Chart and figure data:
** Start **

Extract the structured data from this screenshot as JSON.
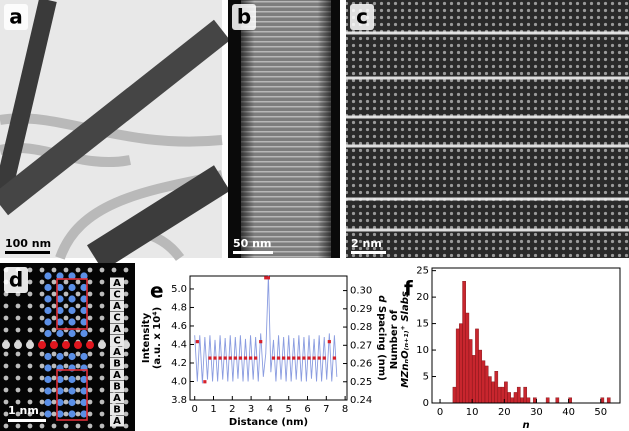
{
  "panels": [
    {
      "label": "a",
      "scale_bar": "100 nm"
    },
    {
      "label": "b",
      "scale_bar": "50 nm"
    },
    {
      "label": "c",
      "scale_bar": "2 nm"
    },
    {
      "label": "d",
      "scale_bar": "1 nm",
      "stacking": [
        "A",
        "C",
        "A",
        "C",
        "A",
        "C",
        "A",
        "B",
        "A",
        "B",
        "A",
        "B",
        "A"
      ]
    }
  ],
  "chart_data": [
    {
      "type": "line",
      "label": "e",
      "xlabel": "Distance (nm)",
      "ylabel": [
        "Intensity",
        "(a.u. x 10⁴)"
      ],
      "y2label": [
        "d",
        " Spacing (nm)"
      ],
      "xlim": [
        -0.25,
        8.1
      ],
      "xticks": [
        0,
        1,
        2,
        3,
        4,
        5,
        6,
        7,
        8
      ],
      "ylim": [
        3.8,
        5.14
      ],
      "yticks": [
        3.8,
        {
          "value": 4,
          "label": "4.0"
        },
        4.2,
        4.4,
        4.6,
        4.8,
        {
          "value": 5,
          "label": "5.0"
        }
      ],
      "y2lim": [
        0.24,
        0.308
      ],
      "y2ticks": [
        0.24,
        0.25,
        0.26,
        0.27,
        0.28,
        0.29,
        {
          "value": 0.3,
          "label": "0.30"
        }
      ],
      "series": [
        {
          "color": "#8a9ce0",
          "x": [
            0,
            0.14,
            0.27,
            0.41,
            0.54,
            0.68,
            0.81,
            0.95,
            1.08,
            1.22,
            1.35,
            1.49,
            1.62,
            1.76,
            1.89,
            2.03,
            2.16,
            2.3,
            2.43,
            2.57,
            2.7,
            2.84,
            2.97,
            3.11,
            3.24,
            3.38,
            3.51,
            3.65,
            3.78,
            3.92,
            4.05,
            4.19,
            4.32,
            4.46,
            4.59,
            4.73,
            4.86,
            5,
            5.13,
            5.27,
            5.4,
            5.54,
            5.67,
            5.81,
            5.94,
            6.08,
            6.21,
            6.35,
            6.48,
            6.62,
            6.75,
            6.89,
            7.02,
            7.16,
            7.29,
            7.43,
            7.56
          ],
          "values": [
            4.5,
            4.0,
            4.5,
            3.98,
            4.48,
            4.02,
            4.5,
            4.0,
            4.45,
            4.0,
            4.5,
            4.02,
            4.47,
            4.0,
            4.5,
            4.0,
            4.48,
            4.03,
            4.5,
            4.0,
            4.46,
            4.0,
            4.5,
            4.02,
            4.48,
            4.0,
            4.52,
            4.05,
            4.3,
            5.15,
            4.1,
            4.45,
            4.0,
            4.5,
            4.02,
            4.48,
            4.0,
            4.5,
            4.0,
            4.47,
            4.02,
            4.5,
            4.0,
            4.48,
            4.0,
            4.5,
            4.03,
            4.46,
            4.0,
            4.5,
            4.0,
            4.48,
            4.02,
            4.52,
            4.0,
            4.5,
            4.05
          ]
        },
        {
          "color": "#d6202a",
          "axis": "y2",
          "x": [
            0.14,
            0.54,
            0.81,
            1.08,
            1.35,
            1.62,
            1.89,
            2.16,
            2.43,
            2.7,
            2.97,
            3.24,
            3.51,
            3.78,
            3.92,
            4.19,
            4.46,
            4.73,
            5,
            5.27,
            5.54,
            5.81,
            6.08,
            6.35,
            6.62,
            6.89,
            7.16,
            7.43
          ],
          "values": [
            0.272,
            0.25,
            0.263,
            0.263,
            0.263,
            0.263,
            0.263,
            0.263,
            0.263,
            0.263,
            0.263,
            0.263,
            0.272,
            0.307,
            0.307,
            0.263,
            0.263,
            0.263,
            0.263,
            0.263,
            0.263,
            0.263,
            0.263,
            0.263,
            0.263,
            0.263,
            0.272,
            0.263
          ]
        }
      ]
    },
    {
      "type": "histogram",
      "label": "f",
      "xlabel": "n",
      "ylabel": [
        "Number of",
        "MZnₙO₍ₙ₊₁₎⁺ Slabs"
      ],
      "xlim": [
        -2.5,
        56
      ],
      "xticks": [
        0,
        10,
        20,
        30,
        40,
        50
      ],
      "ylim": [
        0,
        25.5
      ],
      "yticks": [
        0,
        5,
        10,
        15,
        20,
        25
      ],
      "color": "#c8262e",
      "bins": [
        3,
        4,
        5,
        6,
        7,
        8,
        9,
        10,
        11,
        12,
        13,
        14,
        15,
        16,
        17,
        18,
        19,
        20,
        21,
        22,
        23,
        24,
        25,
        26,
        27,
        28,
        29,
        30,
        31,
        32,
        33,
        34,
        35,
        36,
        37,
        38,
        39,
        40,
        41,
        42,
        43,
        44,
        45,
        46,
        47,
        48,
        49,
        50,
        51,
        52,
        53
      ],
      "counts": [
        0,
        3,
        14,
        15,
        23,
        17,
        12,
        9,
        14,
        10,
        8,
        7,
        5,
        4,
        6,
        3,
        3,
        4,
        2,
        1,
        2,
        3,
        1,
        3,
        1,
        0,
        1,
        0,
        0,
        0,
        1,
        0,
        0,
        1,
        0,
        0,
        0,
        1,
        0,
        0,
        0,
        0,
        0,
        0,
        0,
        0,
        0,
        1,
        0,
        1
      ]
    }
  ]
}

** End **

Set problem -
Repeat the records above exactly, leaving out any pictures they contain.

Solution to this task -
Extract the structured data from this screenshot as JSON.
{
  "panels": [
    {
      "label": "a",
      "scale_bar": "100 nm"
    },
    {
      "label": "b",
      "scale_bar": "50 nm"
    },
    {
      "label": "c",
      "scale_bar": "2 nm"
    },
    {
      "label": "d",
      "scale_bar": "1 nm",
      "stacking": [
        "A",
        "C",
        "A",
        "C",
        "A",
        "C",
        "A",
        "B",
        "A",
        "B",
        "A",
        "B",
        "A"
      ]
    }
  ],
  "chart_data": [
    {
      "type": "line",
      "label": "e",
      "xlabel": "Distance (nm)",
      "ylabel": [
        "Intensity",
        "(a.u. x 10⁴)"
      ],
      "y2label": [
        "d",
        " Spacing (nm)"
      ],
      "xlim": [
        -0.25,
        8.1
      ],
      "xticks": [
        0,
        1,
        2,
        3,
        4,
        5,
        6,
        7,
        8
      ],
      "ylim": [
        3.8,
        5.14
      ],
      "yticks": [
        3.8,
        {
          "value": 4,
          "label": "4.0"
        },
        4.2,
        4.4,
        4.6,
        4.8,
        {
          "value": 5,
          "label": "5.0"
        }
      ],
      "y2lim": [
        0.24,
        0.308
      ],
      "y2ticks": [
        0.24,
        0.25,
        0.26,
        0.27,
        0.28,
        0.29,
        {
          "value": 0.3,
          "label": "0.30"
        }
      ],
      "series": [
        {
          "color": "#8a9ce0",
          "x": [
            0,
            0.14,
            0.27,
            0.41,
            0.54,
            0.68,
            0.81,
            0.95,
            1.08,
            1.22,
            1.35,
            1.49,
            1.62,
            1.76,
            1.89,
            2.03,
            2.16,
            2.3,
            2.43,
            2.57,
            2.7,
            2.84,
            2.97,
            3.11,
            3.24,
            3.38,
            3.51,
            3.65,
            3.78,
            3.92,
            4.05,
            4.19,
            4.32,
            4.46,
            4.59,
            4.73,
            4.86,
            5,
            5.13,
            5.27,
            5.4,
            5.54,
            5.67,
            5.81,
            5.94,
            6.08,
            6.21,
            6.35,
            6.48,
            6.62,
            6.75,
            6.89,
            7.02,
            7.16,
            7.29,
            7.43,
            7.56
          ],
          "values": [
            4.5,
            4.0,
            4.5,
            3.98,
            4.48,
            4.02,
            4.5,
            4.0,
            4.45,
            4.0,
            4.5,
            4.02,
            4.47,
            4.0,
            4.5,
            4.0,
            4.48,
            4.03,
            4.5,
            4.0,
            4.46,
            4.0,
            4.5,
            4.02,
            4.48,
            4.0,
            4.52,
            4.05,
            4.3,
            5.15,
            4.1,
            4.45,
            4.0,
            4.5,
            4.02,
            4.48,
            4.0,
            4.5,
            4.0,
            4.47,
            4.02,
            4.5,
            4.0,
            4.48,
            4.0,
            4.5,
            4.03,
            4.46,
            4.0,
            4.5,
            4.0,
            4.48,
            4.02,
            4.52,
            4.0,
            4.5,
            4.05
          ]
        },
        {
          "color": "#d6202a",
          "axis": "y2",
          "x": [
            0.14,
            0.54,
            0.81,
            1.08,
            1.35,
            1.62,
            1.89,
            2.16,
            2.43,
            2.7,
            2.97,
            3.24,
            3.51,
            3.78,
            3.92,
            4.19,
            4.46,
            4.73,
            5,
            5.27,
            5.54,
            5.81,
            6.08,
            6.35,
            6.62,
            6.89,
            7.16,
            7.43
          ],
          "values": [
            0.272,
            0.25,
            0.263,
            0.263,
            0.263,
            0.263,
            0.263,
            0.263,
            0.263,
            0.263,
            0.263,
            0.263,
            0.272,
            0.307,
            0.307,
            0.263,
            0.263,
            0.263,
            0.263,
            0.263,
            0.263,
            0.263,
            0.263,
            0.263,
            0.263,
            0.263,
            0.272,
            0.263
          ]
        }
      ]
    },
    {
      "type": "histogram",
      "label": "f",
      "xlabel": "n",
      "ylabel": [
        "Number of",
        "MZnₙO₍ₙ₊₁₎⁺ Slabs"
      ],
      "xlim": [
        -2.5,
        56
      ],
      "xticks": [
        0,
        10,
        20,
        30,
        40,
        50
      ],
      "ylim": [
        0,
        25.5
      ],
      "yticks": [
        0,
        5,
        10,
        15,
        20,
        25
      ],
      "color": "#c8262e",
      "bins": [
        3,
        4,
        5,
        6,
        7,
        8,
        9,
        10,
        11,
        12,
        13,
        14,
        15,
        16,
        17,
        18,
        19,
        20,
        21,
        22,
        23,
        24,
        25,
        26,
        27,
        28,
        29,
        30,
        31,
        32,
        33,
        34,
        35,
        36,
        37,
        38,
        39,
        40,
        41,
        42,
        43,
        44,
        45,
        46,
        47,
        48,
        49,
        50,
        51,
        52,
        53
      ],
      "counts": [
        0,
        3,
        14,
        15,
        23,
        17,
        12,
        9,
        14,
        10,
        8,
        7,
        5,
        4,
        6,
        3,
        3,
        4,
        2,
        1,
        2,
        3,
        1,
        3,
        1,
        0,
        1,
        0,
        0,
        0,
        1,
        0,
        0,
        1,
        0,
        0,
        0,
        1,
        0,
        0,
        0,
        0,
        0,
        0,
        0,
        0,
        0,
        1,
        0,
        1
      ]
    }
  ]
}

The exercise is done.